### WHAT NEEDS TO BE DONE
Would you give the entries below again, precisely as they are written?

### DATA PROVIDED
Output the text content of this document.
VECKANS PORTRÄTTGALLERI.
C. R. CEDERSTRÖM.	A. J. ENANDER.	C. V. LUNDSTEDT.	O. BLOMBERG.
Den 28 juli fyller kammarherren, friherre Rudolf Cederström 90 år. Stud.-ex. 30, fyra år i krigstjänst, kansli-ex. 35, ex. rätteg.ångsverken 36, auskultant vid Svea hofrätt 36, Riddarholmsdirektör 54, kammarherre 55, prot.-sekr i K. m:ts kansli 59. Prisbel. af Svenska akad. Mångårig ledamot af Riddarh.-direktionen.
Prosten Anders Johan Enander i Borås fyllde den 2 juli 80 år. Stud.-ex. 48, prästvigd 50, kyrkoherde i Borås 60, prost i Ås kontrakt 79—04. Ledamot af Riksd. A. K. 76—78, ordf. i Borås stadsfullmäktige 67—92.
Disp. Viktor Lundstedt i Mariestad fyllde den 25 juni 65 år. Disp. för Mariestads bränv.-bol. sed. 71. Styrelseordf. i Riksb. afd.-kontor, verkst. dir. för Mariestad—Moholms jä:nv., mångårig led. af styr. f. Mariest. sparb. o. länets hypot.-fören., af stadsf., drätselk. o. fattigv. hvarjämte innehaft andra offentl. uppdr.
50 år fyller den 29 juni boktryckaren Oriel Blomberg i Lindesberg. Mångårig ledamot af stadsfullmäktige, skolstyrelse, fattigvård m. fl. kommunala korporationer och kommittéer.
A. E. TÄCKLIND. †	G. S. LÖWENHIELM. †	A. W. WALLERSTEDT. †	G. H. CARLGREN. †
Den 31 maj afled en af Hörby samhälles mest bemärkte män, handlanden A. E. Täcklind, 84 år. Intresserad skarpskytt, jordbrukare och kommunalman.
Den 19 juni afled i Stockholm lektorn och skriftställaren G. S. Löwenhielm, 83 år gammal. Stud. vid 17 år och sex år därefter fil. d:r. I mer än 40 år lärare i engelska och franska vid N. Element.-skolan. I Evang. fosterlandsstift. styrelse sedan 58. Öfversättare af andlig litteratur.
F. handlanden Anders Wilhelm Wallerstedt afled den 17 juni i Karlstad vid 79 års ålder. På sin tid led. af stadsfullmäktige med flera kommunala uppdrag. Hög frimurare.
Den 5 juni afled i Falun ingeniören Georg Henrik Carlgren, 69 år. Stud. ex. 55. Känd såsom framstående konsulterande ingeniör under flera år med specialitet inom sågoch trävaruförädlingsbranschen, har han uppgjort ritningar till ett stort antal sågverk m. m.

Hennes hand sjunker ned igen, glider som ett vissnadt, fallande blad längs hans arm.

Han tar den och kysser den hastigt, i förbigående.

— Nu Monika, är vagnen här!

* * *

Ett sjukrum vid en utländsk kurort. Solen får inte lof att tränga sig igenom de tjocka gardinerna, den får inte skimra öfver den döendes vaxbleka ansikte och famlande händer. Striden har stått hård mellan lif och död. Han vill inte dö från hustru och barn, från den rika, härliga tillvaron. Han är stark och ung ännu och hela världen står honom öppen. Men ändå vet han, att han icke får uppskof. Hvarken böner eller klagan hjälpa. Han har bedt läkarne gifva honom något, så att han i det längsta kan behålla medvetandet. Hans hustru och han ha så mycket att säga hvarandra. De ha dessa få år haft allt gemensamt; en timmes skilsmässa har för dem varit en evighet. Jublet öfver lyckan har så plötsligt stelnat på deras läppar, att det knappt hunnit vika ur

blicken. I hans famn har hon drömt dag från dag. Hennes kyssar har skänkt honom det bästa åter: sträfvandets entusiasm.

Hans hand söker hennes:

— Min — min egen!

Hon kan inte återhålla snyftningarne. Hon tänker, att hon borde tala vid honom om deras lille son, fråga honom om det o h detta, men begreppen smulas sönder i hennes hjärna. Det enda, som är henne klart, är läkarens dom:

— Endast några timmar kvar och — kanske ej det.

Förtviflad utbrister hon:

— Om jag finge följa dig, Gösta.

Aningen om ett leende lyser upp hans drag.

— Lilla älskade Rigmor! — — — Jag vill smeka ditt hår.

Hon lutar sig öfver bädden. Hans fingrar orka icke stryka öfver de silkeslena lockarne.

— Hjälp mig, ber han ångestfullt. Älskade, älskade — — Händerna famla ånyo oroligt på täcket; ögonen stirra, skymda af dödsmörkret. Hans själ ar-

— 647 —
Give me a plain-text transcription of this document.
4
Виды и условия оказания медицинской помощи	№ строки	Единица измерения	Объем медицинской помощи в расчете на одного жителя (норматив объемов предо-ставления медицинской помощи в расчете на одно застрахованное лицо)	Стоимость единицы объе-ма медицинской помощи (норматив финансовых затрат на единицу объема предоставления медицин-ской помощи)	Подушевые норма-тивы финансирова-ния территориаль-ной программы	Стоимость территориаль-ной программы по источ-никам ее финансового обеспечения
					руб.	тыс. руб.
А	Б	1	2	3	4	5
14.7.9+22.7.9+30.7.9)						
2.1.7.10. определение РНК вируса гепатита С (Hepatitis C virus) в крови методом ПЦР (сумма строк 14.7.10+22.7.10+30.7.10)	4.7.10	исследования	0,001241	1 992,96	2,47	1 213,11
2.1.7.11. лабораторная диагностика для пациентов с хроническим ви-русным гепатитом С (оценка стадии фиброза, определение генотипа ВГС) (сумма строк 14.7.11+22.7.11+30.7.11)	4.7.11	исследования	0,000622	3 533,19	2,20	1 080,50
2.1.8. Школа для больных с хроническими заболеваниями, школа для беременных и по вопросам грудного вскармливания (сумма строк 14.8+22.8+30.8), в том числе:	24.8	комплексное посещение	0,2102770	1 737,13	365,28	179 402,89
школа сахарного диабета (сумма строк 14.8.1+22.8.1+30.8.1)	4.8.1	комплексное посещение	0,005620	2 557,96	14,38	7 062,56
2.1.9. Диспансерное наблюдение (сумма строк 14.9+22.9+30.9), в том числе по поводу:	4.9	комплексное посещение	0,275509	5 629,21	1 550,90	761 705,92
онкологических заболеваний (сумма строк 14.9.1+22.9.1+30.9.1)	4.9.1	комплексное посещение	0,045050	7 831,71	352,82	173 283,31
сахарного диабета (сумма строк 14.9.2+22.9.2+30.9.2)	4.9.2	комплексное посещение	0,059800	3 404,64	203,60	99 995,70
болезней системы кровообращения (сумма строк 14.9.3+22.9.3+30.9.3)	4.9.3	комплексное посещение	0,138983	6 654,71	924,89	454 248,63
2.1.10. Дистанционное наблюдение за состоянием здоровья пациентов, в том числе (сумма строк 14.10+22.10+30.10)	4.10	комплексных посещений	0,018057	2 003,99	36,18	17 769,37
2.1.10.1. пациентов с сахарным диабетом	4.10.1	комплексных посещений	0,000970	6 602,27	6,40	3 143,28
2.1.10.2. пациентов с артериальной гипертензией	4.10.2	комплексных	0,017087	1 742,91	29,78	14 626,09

### SOLUTION
Output the text content of this document.
VECKANS PORTRÄTTGALLERI.
C. R. CEDERSTRÖM.	A. J. ENANDER.	C. V. LUNDSTEDT.	O. BLOMBERG.
Den 28 juli fyller kammarherren, friherre Rudolf Cederström 90 år. Stud.-ex. 30, fyra år i krigstjänst, kansli-ex. 35, ex. rätteg.ångsverken 36, auskultant vid Svea hofrätt 36, Riddarholmsdirektör 54, kammarherre 55, prot.-sekr i K. m:ts kansli 59. Prisbel. af Svenska akad. Mångårig ledamot af Riddarh.-direktionen.
Prosten Anders Johan Enander i Borås fyllde den 2 juli 80 år. Stud.-ex. 48, prästvigd 50, kyrkoherde i Borås 60, prost i Ås kontrakt 79—04. Ledamot af Riksd. A. K. 76—78, ordf. i Borås stadsfullmäktige 67—92.
Disp. Viktor Lundstedt i Mariestad fyllde den 25 juni 65 år. Disp. för Mariestads bränv.-bol. sed. 71. Styrelseordf. i Riksb. afd.-kontor, verkst. dir. för Mariestad—Moholms jä:nv., mångårig led. af styr. f. Mariest. sparb. o. länets hypot.-fören., af stadsf., drätselk. o. fattigv. hvarjämte innehaft andra offentl. uppdr.
50 år fyller den 29 juni boktryckaren Oriel Blomberg i Lindesberg. Mångårig ledamot af stadsfullmäktige, skolstyrelse, fattigvård m. fl. kommunala korporationer och kommittéer.
A. E. TÄCKLIND. †	G. S. LÖWENHIELM. †	A. W. WALLERSTEDT. †	G. H. CARLGREN. †
Den 31 maj afled en af Hörby samhälles mest bemärkte män, handlanden A. E. Täcklind, 84 år. Intresserad skarpskytt, jordbrukare och kommunalman.
Den 19 juni afled i Stockholm lektorn och skriftställaren G. S. Löwenhielm, 83 år gammal. Stud. vid 17 år och sex år därefter fil. d:r. I mer än 40 år lärare i engelska och franska vid N. Element.-skolan. I Evang. fosterlandsstift. styrelse sedan 58. Öfversättare af andlig litteratur.
F. handlanden Anders Wilhelm Wallerstedt afled den 17 juni i Karlstad vid 79 års ålder. På sin tid led. af stadsfullmäktige med flera kommunala uppdrag. Hög frimurare.
Den 5 juni afled i Falun ingeniören Georg Henrik Carlgren, 69 år. Stud. ex. 55. Känd såsom framstående konsulterande ingeniör under flera år med specialitet inom sågoch trävaruförädlingsbranschen, har han uppgjort ritningar till ett stort antal sågverk m. m.

Hennes hand sjunker ned igen, glider som ett vissnadt, fallande blad längs hans arm.

Han tar den och kysser den hastigt, i förbigående.

— Nu Monika, är vagnen här!

* * *

Ett sjukrum vid en utländsk kurort. Solen får inte lof att tränga sig igenom de tjocka gardinerna, den får inte skimra öfver den döendes vaxbleka ansikte och famlande händer. Striden har stått hård mellan lif och död. Han vill inte dö från hustru och barn, från den rika, härliga tillvaron. Han är stark och ung ännu och hela världen står honom öppen. Men ändå vet han, att han icke får uppskof. Hvarken böner eller klagan hjälpa. Han har bedt läkarne gifva honom något, så att han i det längsta kan behålla medvetandet. Hans hustru och han ha så mycket att säga hvarandra. De ha dessa få år haft allt gemensamt; en timmes skilsmässa har för dem varit en evighet. Jublet öfver lyckan har så plötsligt stelnat på deras läppar, att det knappt hunnit vika ur

blicken. I hans famn har hon drömt dag från dag. Hennes kyssar har skänkt honom det bästa åter: sträfvandets entusiasm.

Hans hand söker hennes:

— Min — min egen!

Hon kan inte återhålla snyftningarne. Hon tänker, att hon borde tala vid honom om deras lille son, fråga honom om det o h detta, men begreppen smulas sönder i hennes hjärna. Det enda, som är henne klart, är läkarens dom:

— Endast några timmar kvar och — kanske ej det.

Förtviflad utbrister hon:

— Om jag finge följa dig, Gösta.

Aningen om ett leende lyser upp hans drag.

— Lilla älskade Rigmor! — — — Jag vill smeka ditt hår.

Hon lutar sig öfver bädden. Hans fingrar orka icke stryka öfver de silkeslena lockarne.

— Hjälp mig, ber han ångestfullt. Älskade, älskade — — Händerna famla ånyo oroligt på täcket; ögonen stirra, skymda af dödsmörkret. Hans själ ar-

— 647 —
Give me a plain-text transcription of this document.
4
Виды и условия оказания медицинской помощи	№ строки	Единица измерения	Объем медицинской помощи в расчете на одного жителя (норматив объемов предо-ставления медицинской помощи в расчете на одно застрахованное лицо)	Стоимость единицы объе-ма медицинской помощи (норматив финансовых затрат на единицу объема предоставления медицин-ской помощи)	Подушевые норма-тивы финансирова-ния территориаль-ной программы	Стоимость территориаль-ной программы по источ-никам ее финансового обеспечения
					руб.	тыс. руб.
А	Б	1	2	3	4	5
14.7.9+22.7.9+30.7.9)						
2.1.7.10. определение РНК вируса гепатита С (Hepatitis C virus) в крови методом ПЦР (сумма строк 14.7.10+22.7.10+30.7.10)	4.7.10	исследования	0,001241	1 992,96	2,47	1 213,11
2.1.7.11. лабораторная диагностика для пациентов с хроническим ви-русным гепатитом С (оценка стадии фиброза, определение генотипа ВГС) (сумма строк 14.7.11+22.7.11+30.7.11)	4.7.11	исследования	0,000622	3 533,19	2,20	1 080,50
2.1.8. Школа для больных с хроническими заболеваниями, школа для беременных и по вопросам грудного вскармливания (сумма строк 14.8+22.8+30.8), в том числе:	24.8	комплексное посещение	0,2102770	1 737,13	365,28	179 402,89
школа сахарного диабета (сумма строк 14.8.1+22.8.1+30.8.1)	4.8.1	комплексное посещение	0,005620	2 557,96	14,38	7 062,56
2.1.9. Диспансерное наблюдение (сумма строк 14.9+22.9+30.9), в том числе по поводу:	4.9	комплексное посещение	0,275509	5 629,21	1 550,90	761 705,92
онкологических заболеваний (сумма строк 14.9.1+22.9.1+30.9.1)	4.9.1	комплексное посещение	0,045050	7 831,71	352,82	173 283,31
сахарного диабета (сумма строк 14.9.2+22.9.2+30.9.2)	4.9.2	комплексное посещение	0,059800	3 404,64	203,60	99 995,70
болезней системы кровообращения (сумма строк 14.9.3+22.9.3+30.9.3)	4.9.3	комплексное посещение	0,138983	6 654,71	924,89	454 248,63
2.1.10. Дистанционное наблюдение за состоянием здоровья пациентов, в том числе (сумма строк 14.10+22.10+30.10)	4.10	комплексных посещений	0,018057	2 003,99	36,18	17 769,37
2.1.10.1. пациентов с сахарным диабетом	4.10.1	комплексных посещений	0,000970	6 602,27	6,40	3 143,28
2.1.10.2. пациентов с артериальной гипертензией	4.10.2	комплексных	0,017087	1 742,91	29,78	14 626,09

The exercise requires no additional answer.